[Directive] Go through the data below. Pull out every line that has the word "variant".
** start of Extracted entries **
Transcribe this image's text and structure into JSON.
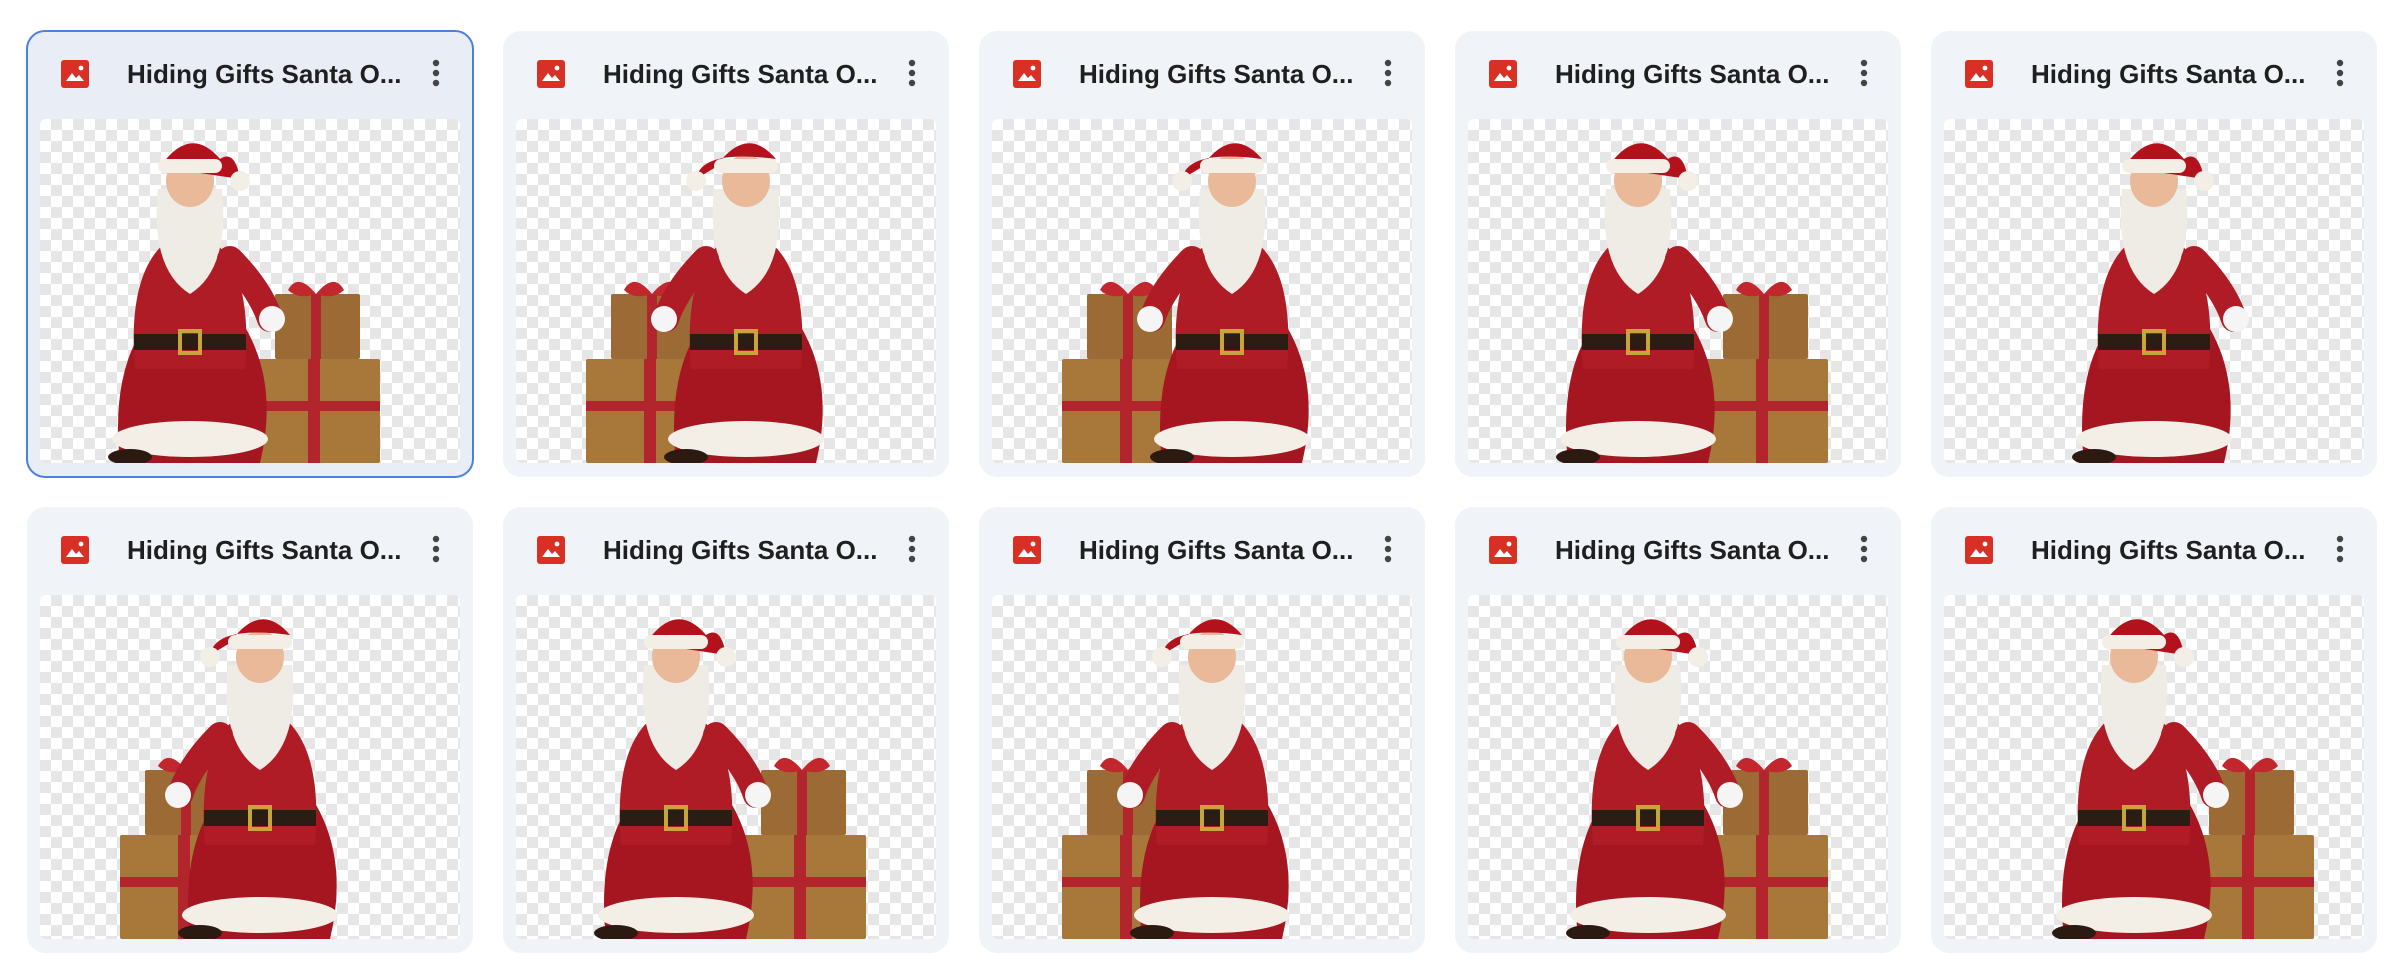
{
  "files": [
    {
      "title": "Hiding Gifts Santa O...",
      "selected": true,
      "variant": 0
    },
    {
      "title": "Hiding Gifts Santa O...",
      "selected": false,
      "variant": 1
    },
    {
      "title": "Hiding Gifts Santa O...",
      "selected": false,
      "variant": 2
    },
    {
      "title": "Hiding Gifts Santa O...",
      "selected": false,
      "variant": 3
    },
    {
      "title": "Hiding Gifts Santa O...",
      "selected": false,
      "variant": 4
    },
    {
      "title": "Hiding Gifts Santa O...",
      "selected": false,
      "variant": 5
    },
    {
      "title": "Hiding Gifts Santa O...",
      "selected": false,
      "variant": 6
    },
    {
      "title": "Hiding Gifts Santa O...",
      "selected": false,
      "variant": 7
    },
    {
      "title": "Hiding Gifts Santa O...",
      "selected": false,
      "variant": 8
    },
    {
      "title": "Hiding Gifts Santa O...",
      "selected": false,
      "variant": 9
    }
  ],
  "icons": {
    "file_type": "image-file-icon",
    "more": "more-vertical-icon"
  },
  "colors": {
    "card_bg": "#f0f4f9",
    "selected_outline": "#4b7fe0",
    "image_icon_red": "#d93025",
    "title_text": "#1f1f1f"
  }
}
** end of Extracted entries **
[Result of this exercise]
      "variant": 0
      "variant": 1
      "variant": 2
      "variant": 3
      "variant": 4
      "variant": 5
      "variant": 6
      "variant": 7
      "variant": 8
      "variant": 9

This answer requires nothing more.